⟨

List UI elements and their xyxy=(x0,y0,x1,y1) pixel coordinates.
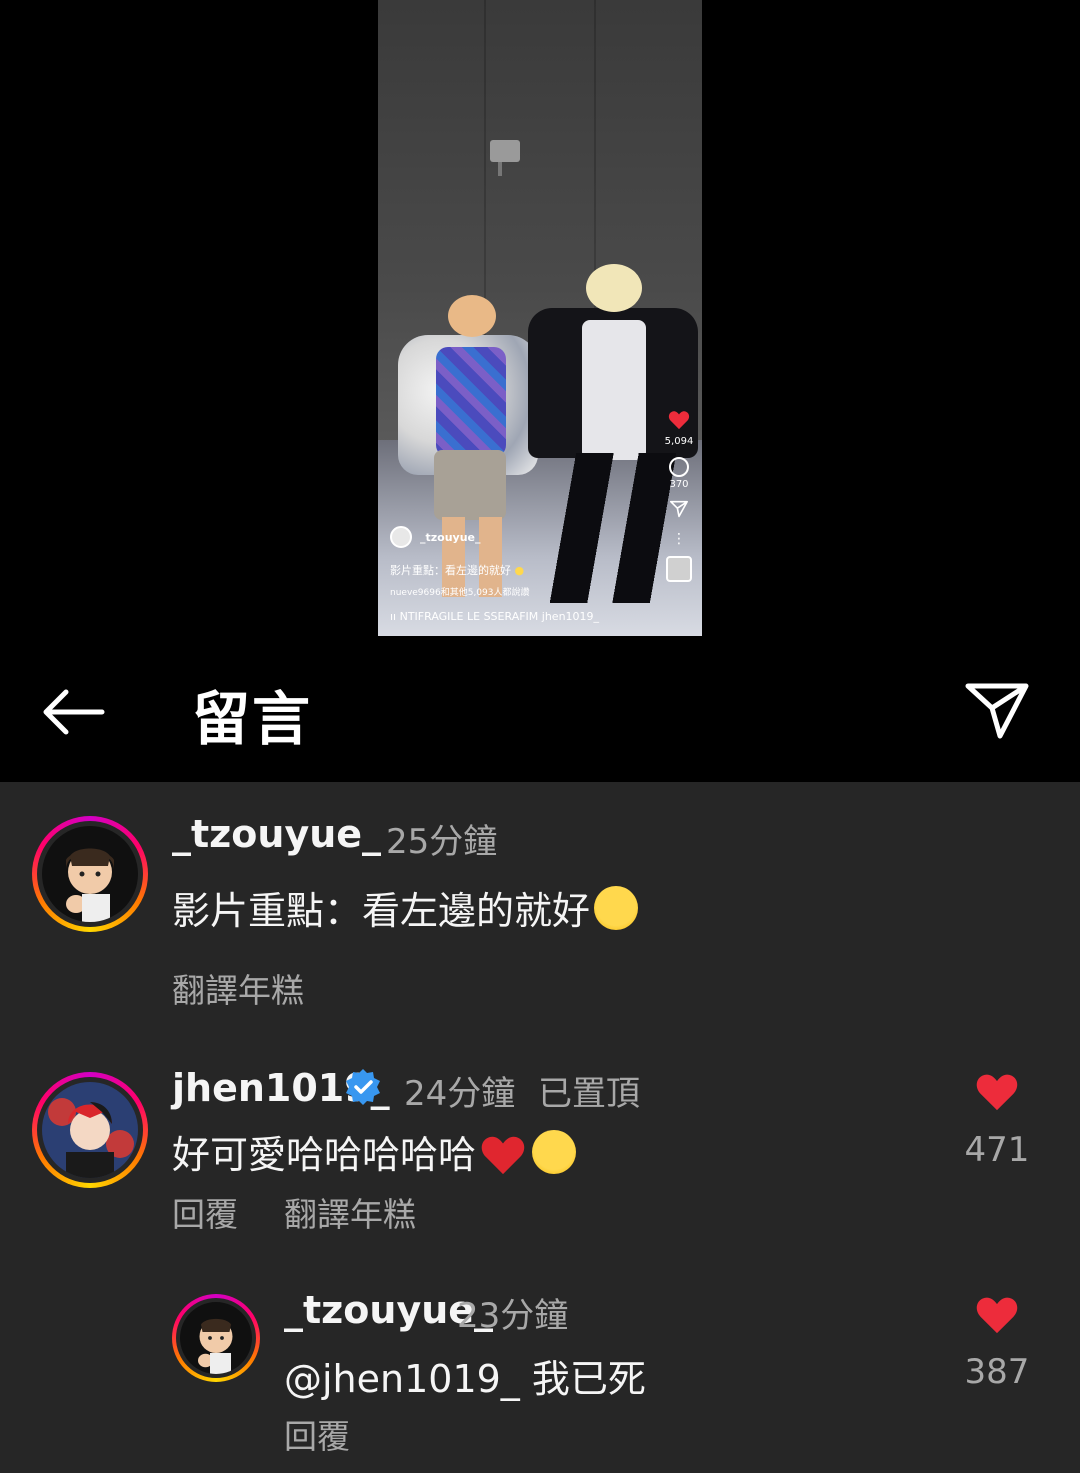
reply-link[interactable]: 回覆 xyxy=(284,1410,350,1458)
share-button[interactable] xyxy=(964,680,1030,740)
comment-time: 23分鐘 xyxy=(457,1296,569,1336)
send-icon xyxy=(669,500,688,518)
translate-link[interactable]: 翻譯年糕 xyxy=(172,964,304,1012)
video-like-button[interactable]: 5,094 xyxy=(664,410,694,447)
video-music-line[interactable]: ıı NTIFRAGILE LE SSERAFIM jhen1019_ xyxy=(390,610,599,623)
like-count: 387 xyxy=(964,1352,1030,1392)
video-caption: 影片重點：看左邊的就好 ● xyxy=(390,564,525,577)
video-actions: 5,094 370 ⋮ xyxy=(664,410,694,582)
memoji-avatar-icon xyxy=(198,1318,233,1374)
more-options-icon[interactable]: ⋮ xyxy=(664,532,694,546)
video-author-avatar xyxy=(390,526,412,548)
page-title: 留言 xyxy=(192,685,313,753)
comments-list: _tzouyue_ 25分鐘 影片重點：看左邊的就好 翻譯年糕 jhen1019… xyxy=(0,782,1080,1473)
comment-text: @jhen1019_ 我已死 xyxy=(284,1357,646,1401)
reply-link[interactable]: 回覆 xyxy=(172,1188,238,1236)
pinned-label: 已置頂 xyxy=(538,1074,640,1114)
heart-icon[interactable] xyxy=(975,1072,1019,1112)
comment-time: 24分鐘 xyxy=(404,1074,516,1114)
smiling-tear-emoji xyxy=(594,886,639,930)
video-share-button[interactable] xyxy=(664,500,694,522)
video-frame[interactable]: 5,094 370 ⋮ _tzouyue_ 影片重點：看左邊的就好 ● nuev… xyxy=(378,0,702,636)
memoji-avatar-icon xyxy=(66,848,114,922)
audio-thumbnail[interactable] xyxy=(666,556,692,582)
back-button[interactable] xyxy=(40,686,106,738)
comment-time: 25分鐘 xyxy=(386,822,498,862)
video-comment-count: 370 xyxy=(669,479,689,490)
anime-avatar-icon xyxy=(48,1098,134,1178)
security-camera xyxy=(490,140,520,176)
tears-of-joy-emoji xyxy=(532,1130,577,1174)
video-likes-line[interactable]: nueve9696和其他5,093人都說讚 xyxy=(390,585,529,598)
comment-text: 影片重點：看左邊的就好 xyxy=(172,880,639,935)
send-icon xyxy=(965,683,1029,739)
video-comment-button[interactable]: 370 xyxy=(664,457,694,490)
video-author[interactable]: _tzouyue_ xyxy=(390,526,481,548)
heart-icon[interactable] xyxy=(975,1295,1019,1335)
translate-link[interactable]: 翻譯年糕 xyxy=(284,1188,416,1236)
comments-header xyxy=(0,660,1080,782)
comment-bubble-icon xyxy=(669,457,689,477)
video-author-username: _tzouyue_ xyxy=(420,530,481,544)
heart-icon xyxy=(668,411,690,430)
comment-username[interactable]: _tzouyue_ xyxy=(172,812,381,856)
avatar[interactable] xyxy=(32,816,148,932)
smiling-tear-emoji: ● xyxy=(511,564,525,577)
arrow-left-icon xyxy=(43,689,105,735)
avatar[interactable] xyxy=(32,1072,148,1188)
video-player-area: 5,094 370 ⋮ _tzouyue_ 影片重點：看左邊的就好 ● nuev… xyxy=(0,0,1080,660)
red-heart-emoji xyxy=(481,1136,525,1175)
video-like-count: 5,094 xyxy=(664,436,694,447)
avatar[interactable] xyxy=(172,1294,260,1382)
comment-text: 好可愛哈哈哈哈哈 xyxy=(172,1124,577,1179)
like-count: 471 xyxy=(964,1130,1030,1170)
verified-badge-icon xyxy=(346,1069,380,1105)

⟩

- THE EXERCISE:
Copy every line of the rows above word for word, leaving out the pictures.

- ANSWER TO THE PROBLEM:
List UI elements and their xyxy=(x0,y0,x1,y1) pixel coordinates.
reply-link[interactable]: 回覆 xyxy=(284,1410,350,1458)
share-button[interactable] xyxy=(964,680,1030,740)
comment-time: 23分鐘 xyxy=(457,1296,569,1336)
send-icon xyxy=(669,500,688,518)
translate-link[interactable]: 翻譯年糕 xyxy=(172,964,304,1012)
video-like-button[interactable]: 5,094 xyxy=(664,410,694,447)
video-music-line[interactable]: ıı NTIFRAGILE LE SSERAFIM jhen1019_ xyxy=(390,610,599,623)
like-count: 387 xyxy=(964,1352,1030,1392)
video-caption: 影片重點：看左邊的就好 ● xyxy=(390,564,525,577)
video-actions: 5,094 370 ⋮ xyxy=(664,410,694,582)
memoji-avatar-icon xyxy=(198,1318,233,1374)
more-options-icon[interactable]: ⋮ xyxy=(664,532,694,546)
video-author-avatar xyxy=(390,526,412,548)
page-title: 留言 xyxy=(192,685,313,753)
comments-list: _tzouyue_ 25分鐘 影片重點：看左邊的就好 翻譯年糕 jhen1019… xyxy=(0,782,1080,1473)
comment-text: @jhen1019_ 我已死 xyxy=(284,1357,646,1401)
reply-link[interactable]: 回覆 xyxy=(172,1188,238,1236)
pinned-label: 已置頂 xyxy=(538,1074,640,1114)
heart-icon[interactable] xyxy=(975,1072,1019,1112)
comment-time: 24分鐘 xyxy=(404,1074,516,1114)
smiling-tear-emoji xyxy=(594,886,639,930)
video-share-button[interactable] xyxy=(664,500,694,522)
video-frame[interactable]: 5,094 370 ⋮ _tzouyue_ 影片重點：看左邊的就好 ● nuev… xyxy=(378,0,702,636)
memoji-avatar-icon xyxy=(66,848,114,922)
audio-thumbnail[interactable] xyxy=(666,556,692,582)
back-button[interactable] xyxy=(40,686,106,738)
comment-time: 25分鐘 xyxy=(386,822,498,862)
video-comment-count: 370 xyxy=(669,479,689,490)
anime-avatar-icon xyxy=(48,1098,134,1178)
security-camera xyxy=(490,140,520,176)
tears-of-joy-emoji xyxy=(532,1130,577,1174)
video-likes-line[interactable]: nueve9696和其他5,093人都說讚 xyxy=(390,585,529,598)
comment-text: 影片重點：看左邊的就好 xyxy=(172,880,639,935)
send-icon xyxy=(965,683,1029,739)
video-comment-button[interactable]: 370 xyxy=(664,457,694,490)
video-author[interactable]: _tzouyue_ xyxy=(390,526,481,548)
heart-icon[interactable] xyxy=(975,1295,1019,1335)
translate-link[interactable]: 翻譯年糕 xyxy=(284,1188,416,1236)
comments-header xyxy=(0,660,1080,782)
comment-bubble-icon xyxy=(669,457,689,477)
video-author-username: _tzouyue_ xyxy=(420,530,481,544)
heart-icon xyxy=(668,411,690,430)
comment-username[interactable]: _tzouyue_ xyxy=(172,812,381,856)
avatar[interactable] xyxy=(32,816,148,932)
smiling-tear-emoji: ● xyxy=(511,564,525,577)
arrow-left-icon xyxy=(43,689,105,735)
avatar[interactable] xyxy=(32,1072,148,1188)
video-player-area: 5,094 370 ⋮ _tzouyue_ 影片重點：看左邊的就好 ● nuev… xyxy=(0,0,1080,660)
red-heart-emoji xyxy=(481,1136,525,1175)
video-like-count: 5,094 xyxy=(664,436,694,447)
avatar[interactable] xyxy=(172,1294,260,1382)
comment-text: 好可愛哈哈哈哈哈 xyxy=(172,1124,577,1179)
like-count: 471 xyxy=(964,1130,1030,1170)
verified-badge-icon xyxy=(346,1069,380,1105)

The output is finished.